[WORK TO COMPLETE]
Identify the lines containing the word "oshirish". Copy each one.

— start of RECORDS TO PROCESS —

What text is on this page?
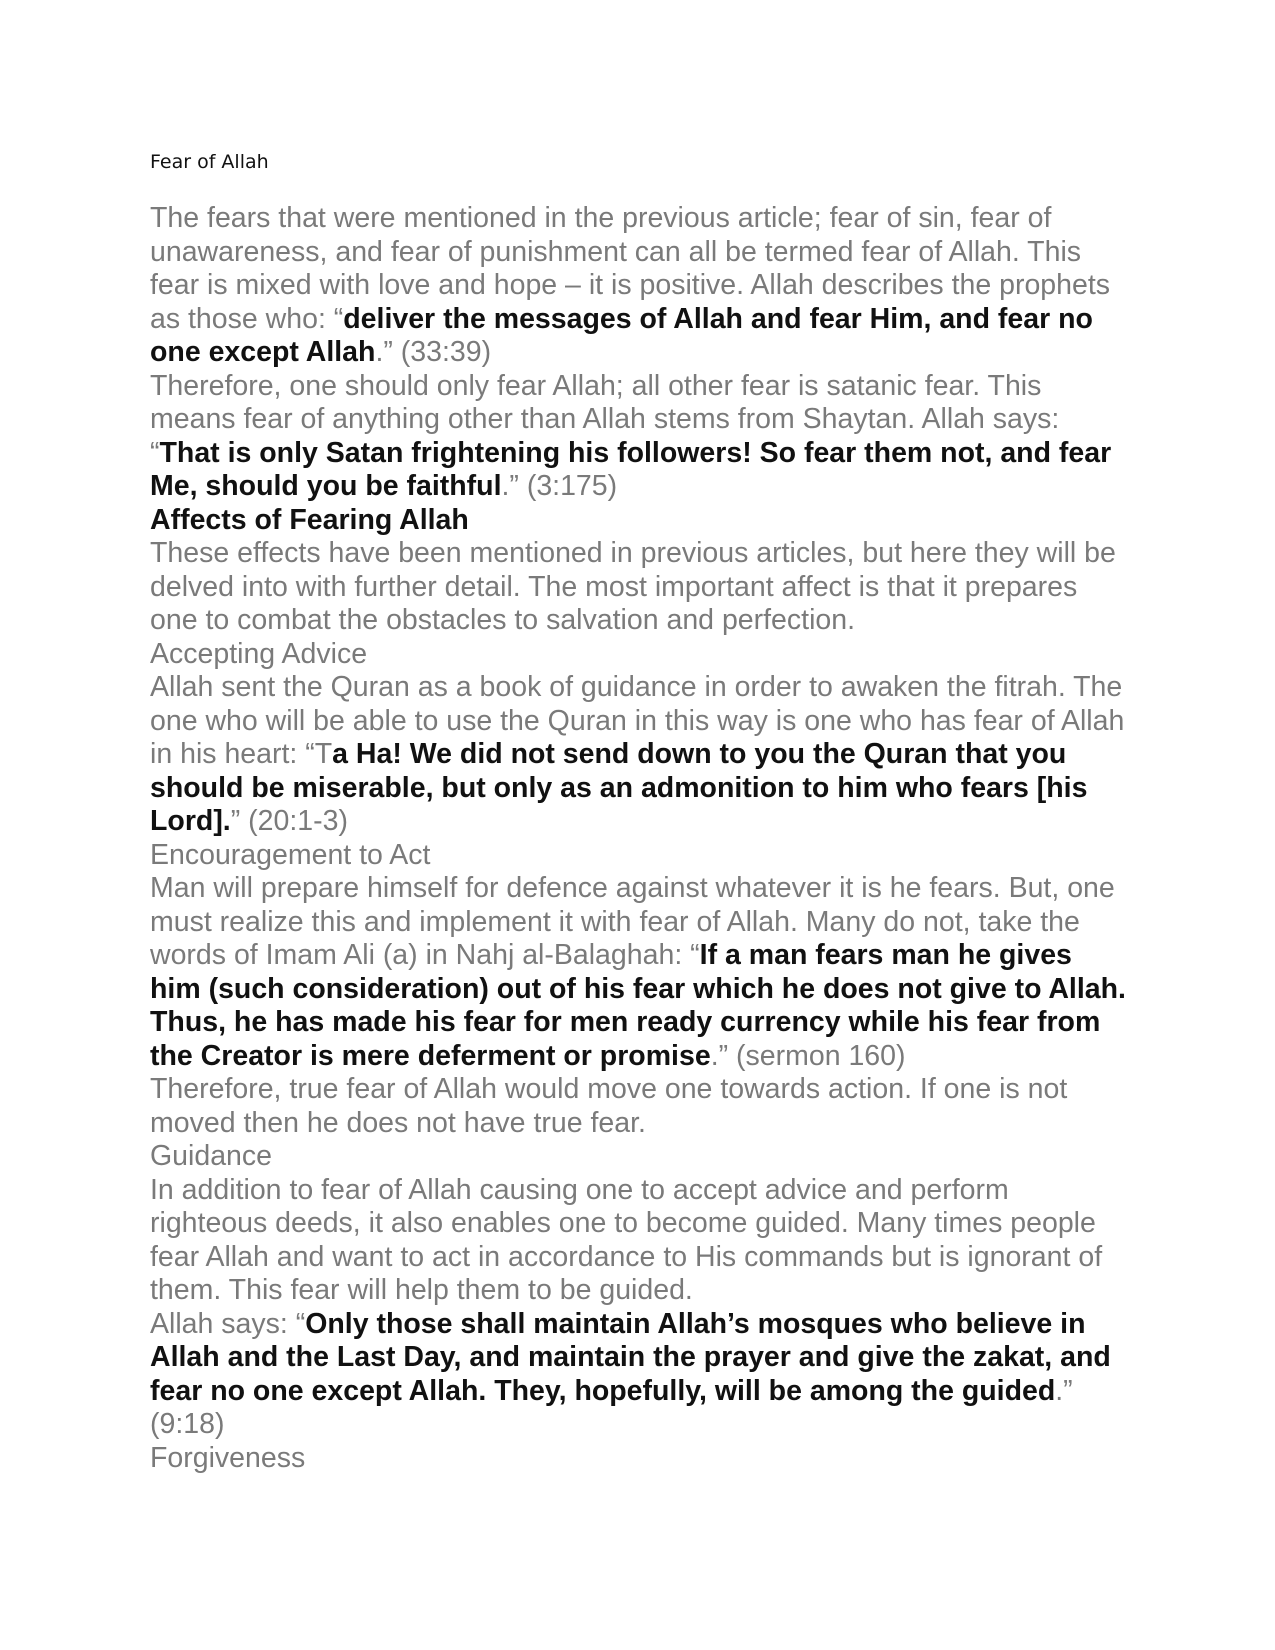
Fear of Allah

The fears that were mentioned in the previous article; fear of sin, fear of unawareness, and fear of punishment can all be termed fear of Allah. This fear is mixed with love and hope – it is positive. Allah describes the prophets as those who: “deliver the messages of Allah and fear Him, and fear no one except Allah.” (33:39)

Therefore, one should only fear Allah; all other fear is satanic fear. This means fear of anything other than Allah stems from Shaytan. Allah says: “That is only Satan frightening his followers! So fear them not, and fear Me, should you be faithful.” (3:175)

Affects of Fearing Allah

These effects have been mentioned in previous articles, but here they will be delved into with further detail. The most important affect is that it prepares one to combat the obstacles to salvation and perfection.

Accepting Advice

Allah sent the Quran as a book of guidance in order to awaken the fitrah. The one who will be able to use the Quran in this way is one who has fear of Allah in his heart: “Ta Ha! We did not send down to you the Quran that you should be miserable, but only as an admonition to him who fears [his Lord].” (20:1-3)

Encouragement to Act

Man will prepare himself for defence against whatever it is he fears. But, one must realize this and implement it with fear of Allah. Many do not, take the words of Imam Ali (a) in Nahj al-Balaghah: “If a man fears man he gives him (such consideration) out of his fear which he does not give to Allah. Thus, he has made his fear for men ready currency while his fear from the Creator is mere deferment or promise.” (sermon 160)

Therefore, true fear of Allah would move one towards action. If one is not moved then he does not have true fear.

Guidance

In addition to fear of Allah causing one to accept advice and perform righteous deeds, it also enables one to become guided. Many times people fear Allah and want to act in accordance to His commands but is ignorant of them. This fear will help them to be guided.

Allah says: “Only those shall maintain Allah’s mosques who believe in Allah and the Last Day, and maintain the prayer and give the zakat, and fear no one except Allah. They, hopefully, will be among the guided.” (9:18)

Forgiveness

— end of RECORDS TO PROCESS —
— start of RECORDS TO PROCESS —

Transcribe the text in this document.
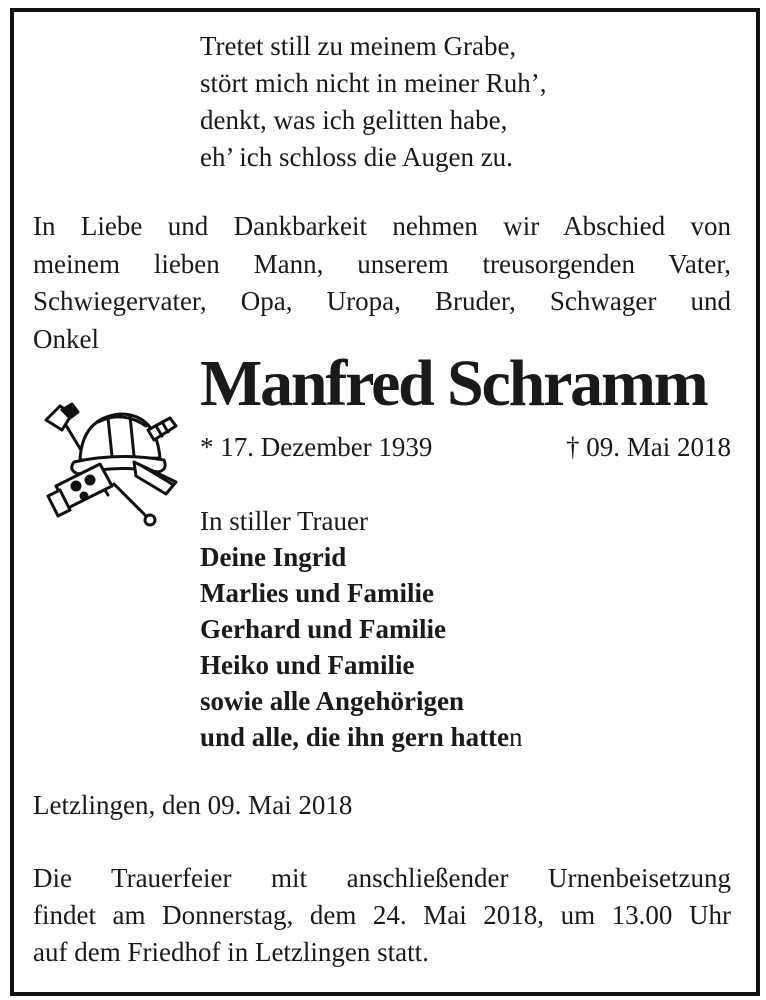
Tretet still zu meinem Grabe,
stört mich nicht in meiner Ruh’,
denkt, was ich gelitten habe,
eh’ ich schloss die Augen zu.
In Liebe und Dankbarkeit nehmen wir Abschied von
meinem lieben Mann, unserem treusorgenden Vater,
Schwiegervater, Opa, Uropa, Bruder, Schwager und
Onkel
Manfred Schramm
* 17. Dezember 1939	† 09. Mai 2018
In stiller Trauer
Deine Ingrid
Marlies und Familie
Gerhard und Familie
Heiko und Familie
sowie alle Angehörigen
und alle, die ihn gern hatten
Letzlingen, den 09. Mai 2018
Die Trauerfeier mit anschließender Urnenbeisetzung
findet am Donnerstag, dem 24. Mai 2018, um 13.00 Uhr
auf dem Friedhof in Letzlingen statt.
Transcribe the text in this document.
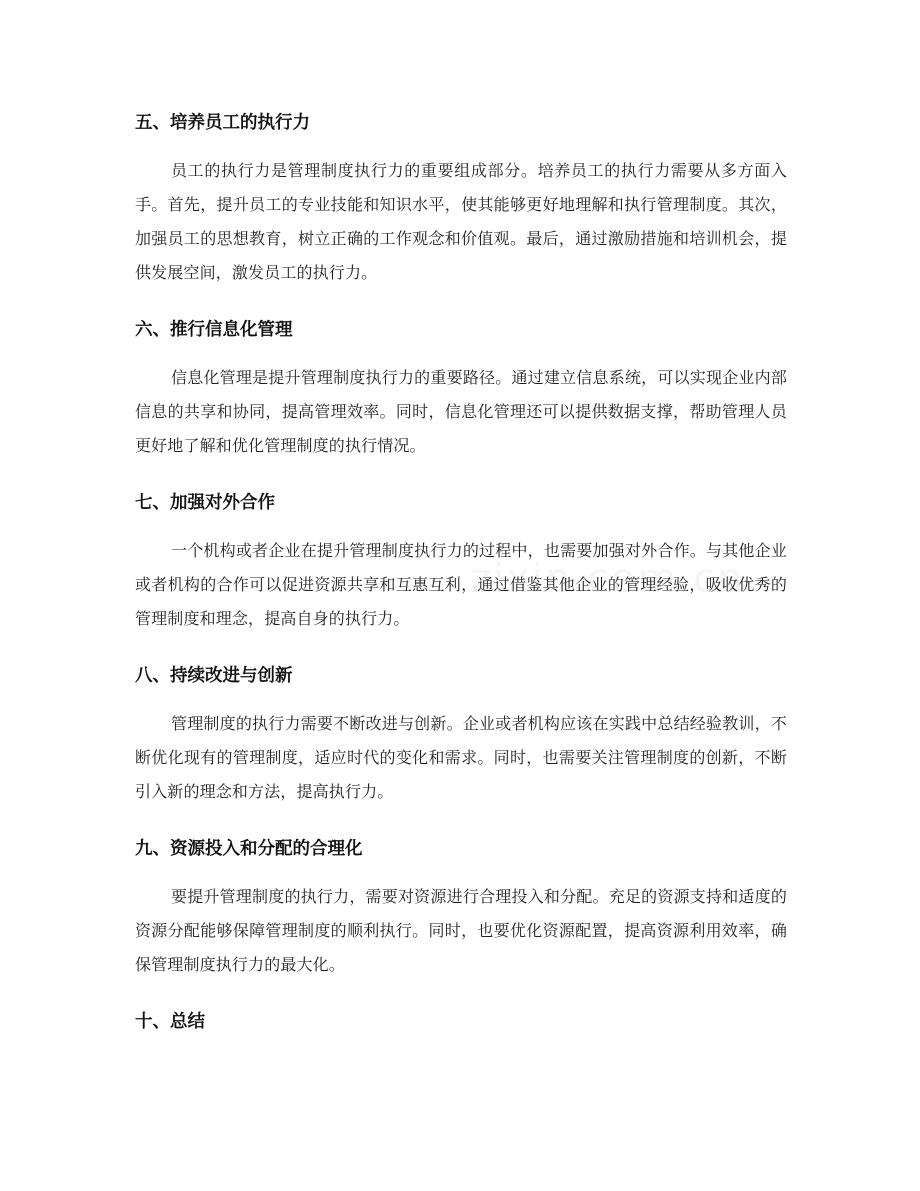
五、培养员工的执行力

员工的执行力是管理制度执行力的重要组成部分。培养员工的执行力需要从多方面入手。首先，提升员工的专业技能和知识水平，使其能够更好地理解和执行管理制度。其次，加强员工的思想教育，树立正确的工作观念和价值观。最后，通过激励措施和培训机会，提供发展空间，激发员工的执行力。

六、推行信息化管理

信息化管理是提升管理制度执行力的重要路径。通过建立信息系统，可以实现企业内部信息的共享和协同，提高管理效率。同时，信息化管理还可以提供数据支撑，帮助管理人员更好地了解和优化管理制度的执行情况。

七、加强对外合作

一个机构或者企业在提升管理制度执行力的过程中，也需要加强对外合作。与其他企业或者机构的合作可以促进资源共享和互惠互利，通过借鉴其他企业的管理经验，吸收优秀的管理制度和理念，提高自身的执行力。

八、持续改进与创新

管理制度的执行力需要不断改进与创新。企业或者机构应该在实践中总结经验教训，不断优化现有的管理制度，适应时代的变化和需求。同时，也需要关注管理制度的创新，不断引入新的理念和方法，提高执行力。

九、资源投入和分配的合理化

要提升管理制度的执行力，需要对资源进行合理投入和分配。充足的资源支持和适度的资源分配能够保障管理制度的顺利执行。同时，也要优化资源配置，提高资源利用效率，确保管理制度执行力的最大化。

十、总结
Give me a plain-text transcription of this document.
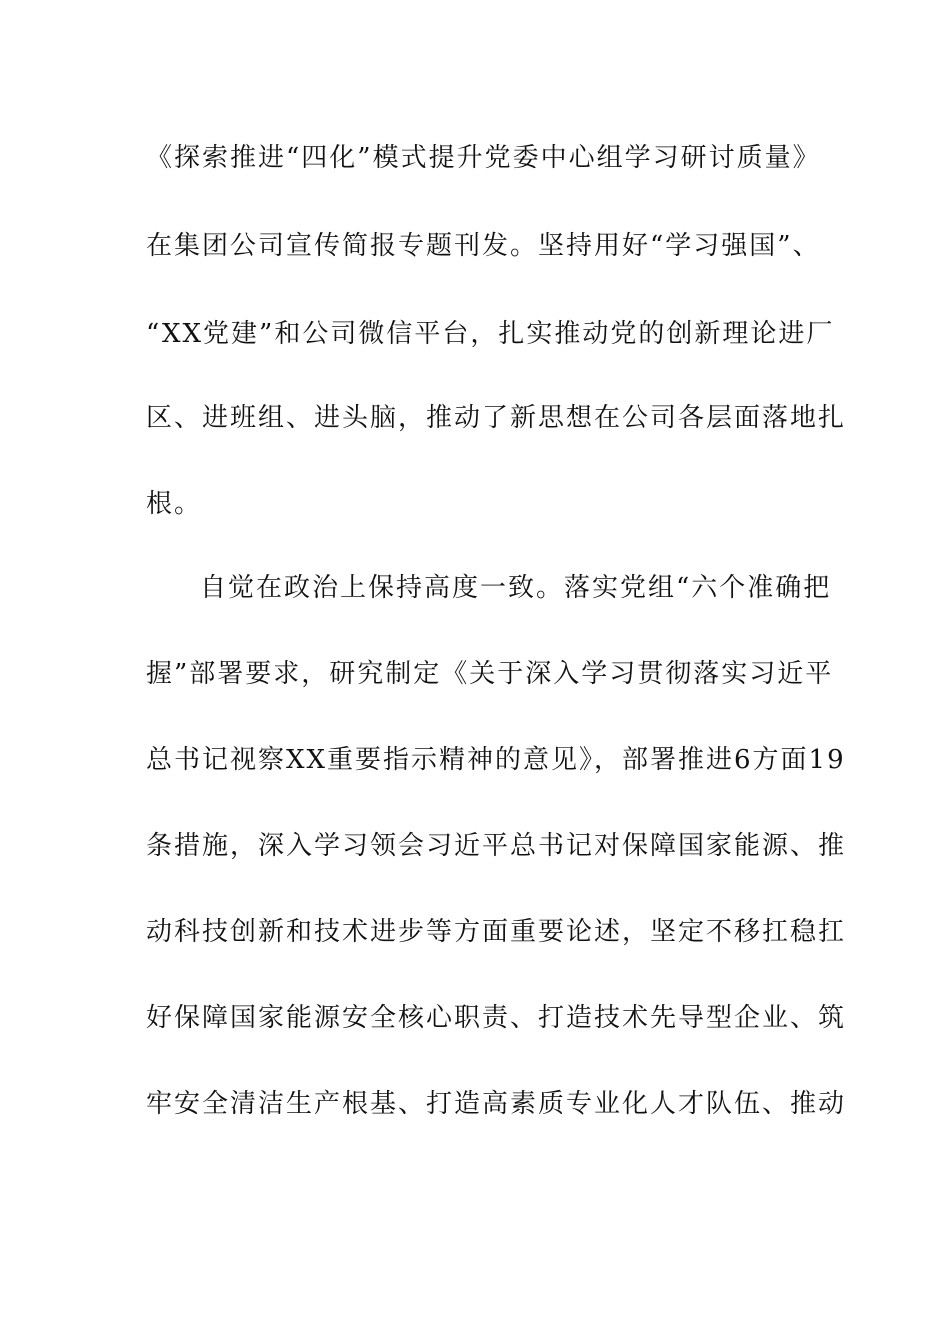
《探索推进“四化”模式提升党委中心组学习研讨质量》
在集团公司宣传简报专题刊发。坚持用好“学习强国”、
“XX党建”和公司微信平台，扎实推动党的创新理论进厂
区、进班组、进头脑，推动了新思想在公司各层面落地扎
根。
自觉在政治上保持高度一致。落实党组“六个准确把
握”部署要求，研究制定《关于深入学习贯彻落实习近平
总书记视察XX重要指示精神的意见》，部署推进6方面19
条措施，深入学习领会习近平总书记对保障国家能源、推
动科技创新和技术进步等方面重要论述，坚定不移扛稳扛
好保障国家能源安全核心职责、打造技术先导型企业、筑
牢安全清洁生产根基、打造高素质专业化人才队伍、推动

— end of RECORDS TO PROCESS —
— start of RECORDS TO PROCESS —

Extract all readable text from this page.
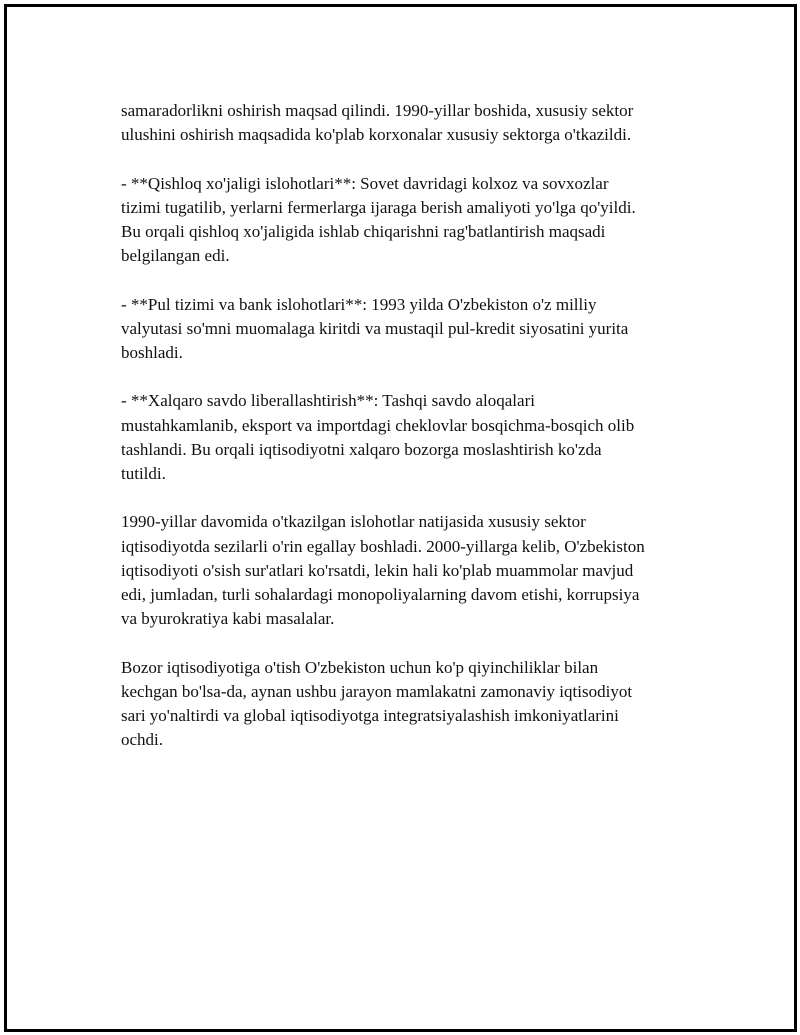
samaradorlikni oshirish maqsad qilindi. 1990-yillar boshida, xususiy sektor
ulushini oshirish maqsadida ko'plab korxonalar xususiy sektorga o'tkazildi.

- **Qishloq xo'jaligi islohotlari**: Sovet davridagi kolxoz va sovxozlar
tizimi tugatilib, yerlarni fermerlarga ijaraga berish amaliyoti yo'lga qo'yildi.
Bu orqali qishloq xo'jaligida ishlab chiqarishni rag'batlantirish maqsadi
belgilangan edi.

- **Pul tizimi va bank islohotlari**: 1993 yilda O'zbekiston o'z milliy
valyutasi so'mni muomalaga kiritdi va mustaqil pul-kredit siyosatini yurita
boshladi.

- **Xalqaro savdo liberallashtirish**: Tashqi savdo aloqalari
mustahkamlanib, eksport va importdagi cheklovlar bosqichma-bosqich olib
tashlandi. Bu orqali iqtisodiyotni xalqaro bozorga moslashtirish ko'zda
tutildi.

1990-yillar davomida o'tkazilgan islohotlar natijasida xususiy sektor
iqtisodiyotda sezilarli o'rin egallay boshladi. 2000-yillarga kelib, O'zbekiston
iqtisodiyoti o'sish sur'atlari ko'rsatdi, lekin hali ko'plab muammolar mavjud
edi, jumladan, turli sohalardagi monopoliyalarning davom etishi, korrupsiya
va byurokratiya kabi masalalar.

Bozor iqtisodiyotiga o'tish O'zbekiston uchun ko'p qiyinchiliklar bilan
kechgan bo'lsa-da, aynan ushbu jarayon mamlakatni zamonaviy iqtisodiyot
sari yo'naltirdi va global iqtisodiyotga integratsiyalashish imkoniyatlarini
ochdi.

— end of RECORDS TO PROCESS —

[REPLY TO THE EXERCISE]
samaradorlikni oshirish maqsad qilindi. 1990-yillar boshida, xususiy sektor
ulushini oshirish maqsadida ko'plab korxonalar xususiy sektorga o'tkazildi.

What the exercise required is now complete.